**What to produce**
Rewrite the items below with every "xyxy" swapped for "bbox" and everything else unchanged, leaving out the pictures.

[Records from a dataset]
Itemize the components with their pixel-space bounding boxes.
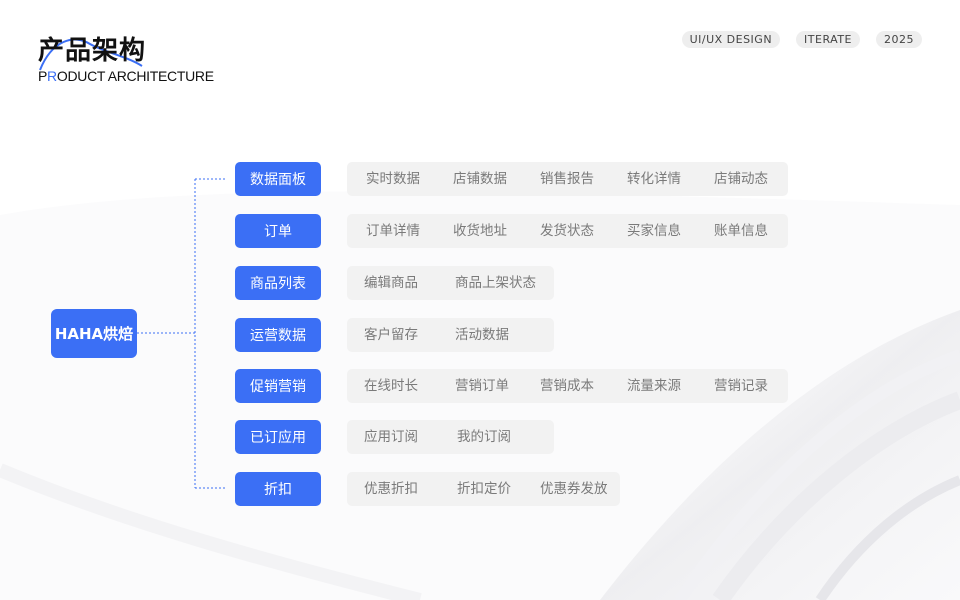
root-node: HAHA烘焙 xyxy=(51,309,137,358)
category-promotion: 促销营销 xyxy=(235,369,321,403)
item: 销售报告 xyxy=(540,171,594,187)
item: 在线时长 xyxy=(364,378,418,394)
category-operations: 运营数据 xyxy=(235,318,321,352)
item: 折扣定价 xyxy=(457,481,511,497)
tag-iterate: ITERATE xyxy=(796,31,860,48)
item: 客户留存 xyxy=(364,327,418,343)
tag-uiux: UI/UX DESIGN xyxy=(681,31,781,48)
items-dashboard: 实时数据 店铺数据 销售报告 转化详情 店铺动态 xyxy=(347,162,788,196)
item: 营销订单 xyxy=(455,378,509,394)
title-block: 产品架构 PRODUCT ARCHITECTURE xyxy=(38,36,214,84)
items-promotion: 在线时长 营销订单 营销成本 流量来源 营销记录 xyxy=(347,369,788,403)
item: 营销记录 xyxy=(714,378,768,394)
tree-connector xyxy=(137,178,226,489)
item: 我的订阅 xyxy=(457,429,511,445)
item: 优惠折扣 xyxy=(364,481,418,497)
item: 订单详情 xyxy=(366,223,420,239)
item: 流量来源 xyxy=(627,378,681,394)
items-discount: 优惠折扣 折扣定价 优惠券发放 xyxy=(347,472,620,506)
items-subscribed-apps: 应用订阅 我的订阅 xyxy=(347,420,554,454)
category-dashboard: 数据面板 xyxy=(235,162,321,196)
item: 活动数据 xyxy=(455,327,509,343)
item: 店铺数据 xyxy=(453,171,507,187)
item: 买家信息 xyxy=(627,223,681,239)
item: 账单信息 xyxy=(714,223,768,239)
item: 转化详情 xyxy=(627,171,681,187)
category-products: 商品列表 xyxy=(235,266,321,300)
page-title: 产品架构 xyxy=(38,36,147,66)
items-operations: 客户留存 活动数据 xyxy=(347,318,554,352)
tag-year: 2025 xyxy=(876,31,922,48)
category-subscribed-apps: 已订应用 xyxy=(235,420,321,454)
items-orders: 订单详情 收货地址 发货状态 买家信息 账单信息 xyxy=(347,214,788,248)
items-products: 编辑商品 商品上架状态 xyxy=(347,266,554,300)
item: 编辑商品 xyxy=(364,275,418,291)
item: 实时数据 xyxy=(366,171,420,187)
item: 店铺动态 xyxy=(714,171,768,187)
category-discount: 折扣 xyxy=(235,472,321,506)
header-tags: UI/UX DESIGN ITERATE 2025 xyxy=(681,31,922,48)
item: 应用订阅 xyxy=(364,429,418,445)
item: 营销成本 xyxy=(540,378,594,394)
item: 收货地址 xyxy=(453,223,507,239)
item: 发货状态 xyxy=(540,223,594,239)
category-orders: 订单 xyxy=(235,214,321,248)
item: 优惠券发放 xyxy=(540,481,608,497)
item: 商品上架状态 xyxy=(455,275,536,291)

**Expected answer**
Itemize the components with their pixel-space bounding boxes.
root-node: HAHA烘焙 bbox=(51,309,137,358)
category-promotion: 促销营销 bbox=(235,369,321,403)
item: 销售报告 bbox=(540,171,594,187)
item: 在线时长 bbox=(364,378,418,394)
category-operations: 运营数据 bbox=(235,318,321,352)
item: 折扣定价 bbox=(457,481,511,497)
tag-iterate: ITERATE bbox=(796,31,860,48)
item: 客户留存 bbox=(364,327,418,343)
tag-uiux: UI/UX DESIGN bbox=(681,31,781,48)
items-dashboard: 实时数据 店铺数据 销售报告 转化详情 店铺动态 bbox=(347,162,788,196)
item: 营销订单 bbox=(455,378,509,394)
title-block: 产品架构 PRODUCT ARCHITECTURE bbox=(38,36,214,84)
items-promotion: 在线时长 营销订单 营销成本 流量来源 营销记录 bbox=(347,369,788,403)
item: 营销记录 bbox=(714,378,768,394)
tree-connector bbox=(137,178,226,489)
item: 我的订阅 bbox=(457,429,511,445)
item: 优惠折扣 bbox=(364,481,418,497)
item: 订单详情 bbox=(366,223,420,239)
item: 流量来源 bbox=(627,378,681,394)
items-discount: 优惠折扣 折扣定价 优惠券发放 bbox=(347,472,620,506)
items-subscribed-apps: 应用订阅 我的订阅 bbox=(347,420,554,454)
category-dashboard: 数据面板 bbox=(235,162,321,196)
item: 活动数据 bbox=(455,327,509,343)
item: 店铺数据 bbox=(453,171,507,187)
item: 买家信息 bbox=(627,223,681,239)
item: 账单信息 bbox=(714,223,768,239)
item: 转化详情 bbox=(627,171,681,187)
category-products: 商品列表 bbox=(235,266,321,300)
page-title: 产品架构 bbox=(38,36,147,66)
items-operations: 客户留存 活动数据 bbox=(347,318,554,352)
tag-year: 2025 bbox=(876,31,922,48)
category-subscribed-apps: 已订应用 bbox=(235,420,321,454)
items-orders: 订单详情 收货地址 发货状态 买家信息 账单信息 bbox=(347,214,788,248)
items-products: 编辑商品 商品上架状态 bbox=(347,266,554,300)
item: 编辑商品 bbox=(364,275,418,291)
item: 实时数据 bbox=(366,171,420,187)
item: 店铺动态 bbox=(714,171,768,187)
category-discount: 折扣 bbox=(235,472,321,506)
header-tags: UI/UX DESIGN ITERATE 2025 bbox=(681,31,922,48)
item: 应用订阅 bbox=(364,429,418,445)
item: 营销成本 bbox=(540,378,594,394)
item: 收货地址 bbox=(453,223,507,239)
item: 发货状态 bbox=(540,223,594,239)
category-orders: 订单 bbox=(235,214,321,248)
item: 优惠券发放 bbox=(540,481,608,497)
item: 商品上架状态 bbox=(455,275,536,291)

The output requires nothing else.